**Records to use**

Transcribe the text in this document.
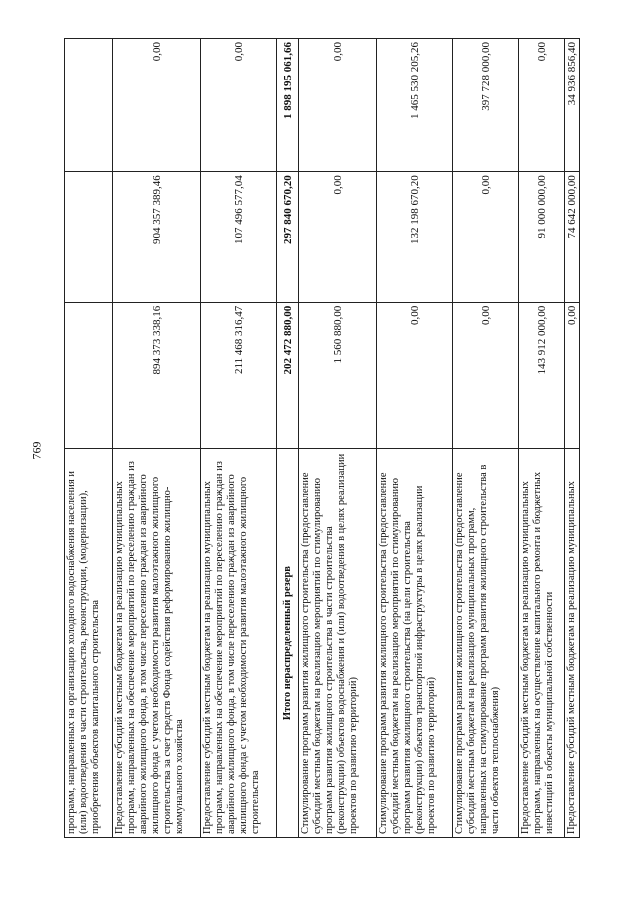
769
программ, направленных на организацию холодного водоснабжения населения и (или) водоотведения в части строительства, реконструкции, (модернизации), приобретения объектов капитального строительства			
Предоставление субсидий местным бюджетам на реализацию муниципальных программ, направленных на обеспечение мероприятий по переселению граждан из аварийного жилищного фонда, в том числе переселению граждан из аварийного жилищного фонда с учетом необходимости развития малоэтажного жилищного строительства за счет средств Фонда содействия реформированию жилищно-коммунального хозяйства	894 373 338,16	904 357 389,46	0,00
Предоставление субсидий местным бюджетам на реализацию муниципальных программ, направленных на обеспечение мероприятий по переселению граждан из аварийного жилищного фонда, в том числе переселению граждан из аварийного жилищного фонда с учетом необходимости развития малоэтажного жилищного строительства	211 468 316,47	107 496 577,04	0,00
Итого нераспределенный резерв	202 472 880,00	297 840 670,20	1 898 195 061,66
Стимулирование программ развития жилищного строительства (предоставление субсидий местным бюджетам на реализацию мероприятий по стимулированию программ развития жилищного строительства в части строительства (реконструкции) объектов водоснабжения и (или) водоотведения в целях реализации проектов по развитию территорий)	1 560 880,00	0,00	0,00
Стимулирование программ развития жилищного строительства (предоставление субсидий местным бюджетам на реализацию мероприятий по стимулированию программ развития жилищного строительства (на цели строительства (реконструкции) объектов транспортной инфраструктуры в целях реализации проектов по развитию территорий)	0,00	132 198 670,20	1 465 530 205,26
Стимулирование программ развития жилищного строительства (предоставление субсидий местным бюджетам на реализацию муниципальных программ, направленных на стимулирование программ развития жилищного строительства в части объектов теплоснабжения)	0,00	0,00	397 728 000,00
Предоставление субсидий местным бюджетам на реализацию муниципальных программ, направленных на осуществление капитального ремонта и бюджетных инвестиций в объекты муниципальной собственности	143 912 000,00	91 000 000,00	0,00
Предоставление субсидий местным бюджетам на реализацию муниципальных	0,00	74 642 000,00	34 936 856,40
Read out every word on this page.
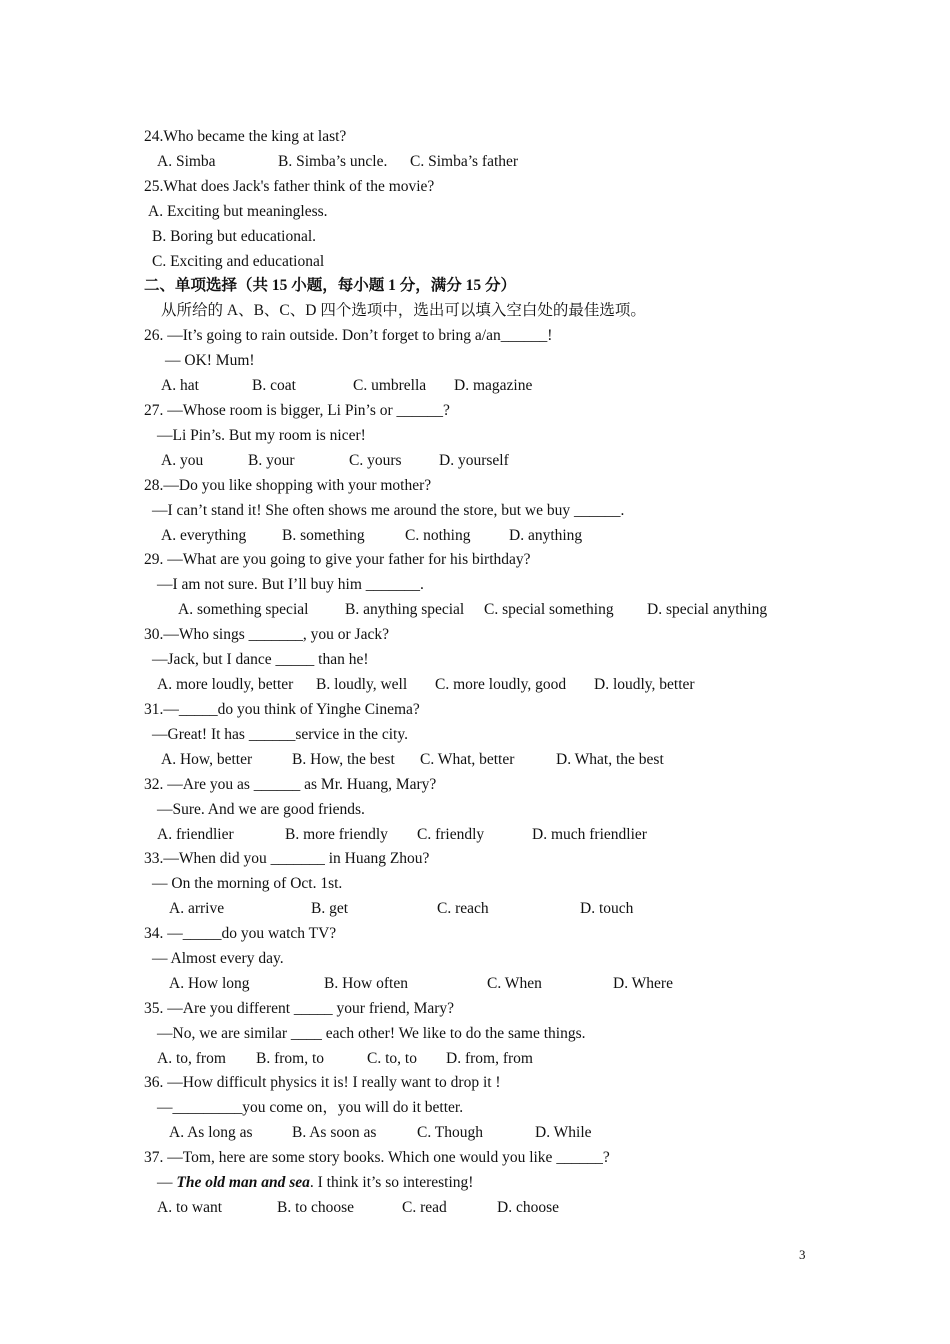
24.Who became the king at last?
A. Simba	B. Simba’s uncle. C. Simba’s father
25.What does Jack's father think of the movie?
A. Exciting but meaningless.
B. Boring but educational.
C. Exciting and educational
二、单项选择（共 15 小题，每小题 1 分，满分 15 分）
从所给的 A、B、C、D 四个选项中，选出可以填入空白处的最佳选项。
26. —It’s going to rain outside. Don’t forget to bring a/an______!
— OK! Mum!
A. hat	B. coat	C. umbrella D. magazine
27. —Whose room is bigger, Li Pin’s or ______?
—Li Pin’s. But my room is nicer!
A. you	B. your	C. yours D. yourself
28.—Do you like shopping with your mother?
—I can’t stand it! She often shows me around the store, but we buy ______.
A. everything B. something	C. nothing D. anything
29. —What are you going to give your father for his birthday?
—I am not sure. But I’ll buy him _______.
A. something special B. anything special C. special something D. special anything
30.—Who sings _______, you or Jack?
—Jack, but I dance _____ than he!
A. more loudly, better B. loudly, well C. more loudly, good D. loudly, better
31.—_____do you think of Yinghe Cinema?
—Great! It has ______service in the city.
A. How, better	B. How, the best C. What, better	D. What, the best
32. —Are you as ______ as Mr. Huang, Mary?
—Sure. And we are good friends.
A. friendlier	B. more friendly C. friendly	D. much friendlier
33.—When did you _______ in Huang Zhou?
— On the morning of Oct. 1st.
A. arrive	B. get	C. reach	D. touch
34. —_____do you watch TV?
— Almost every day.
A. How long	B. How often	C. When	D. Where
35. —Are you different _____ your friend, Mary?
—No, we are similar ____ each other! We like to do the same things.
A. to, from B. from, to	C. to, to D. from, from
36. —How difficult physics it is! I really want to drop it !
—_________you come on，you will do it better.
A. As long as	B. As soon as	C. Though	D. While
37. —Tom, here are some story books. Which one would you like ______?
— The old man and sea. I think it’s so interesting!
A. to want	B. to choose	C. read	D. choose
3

**Your instructions**
Out of the preceding entries, pull every line containing the string "good".

**Response to the exercise**
A. more loudly, better B. loudly, well C. more loudly, good D. loudly, better
—Sure. And we are good friends.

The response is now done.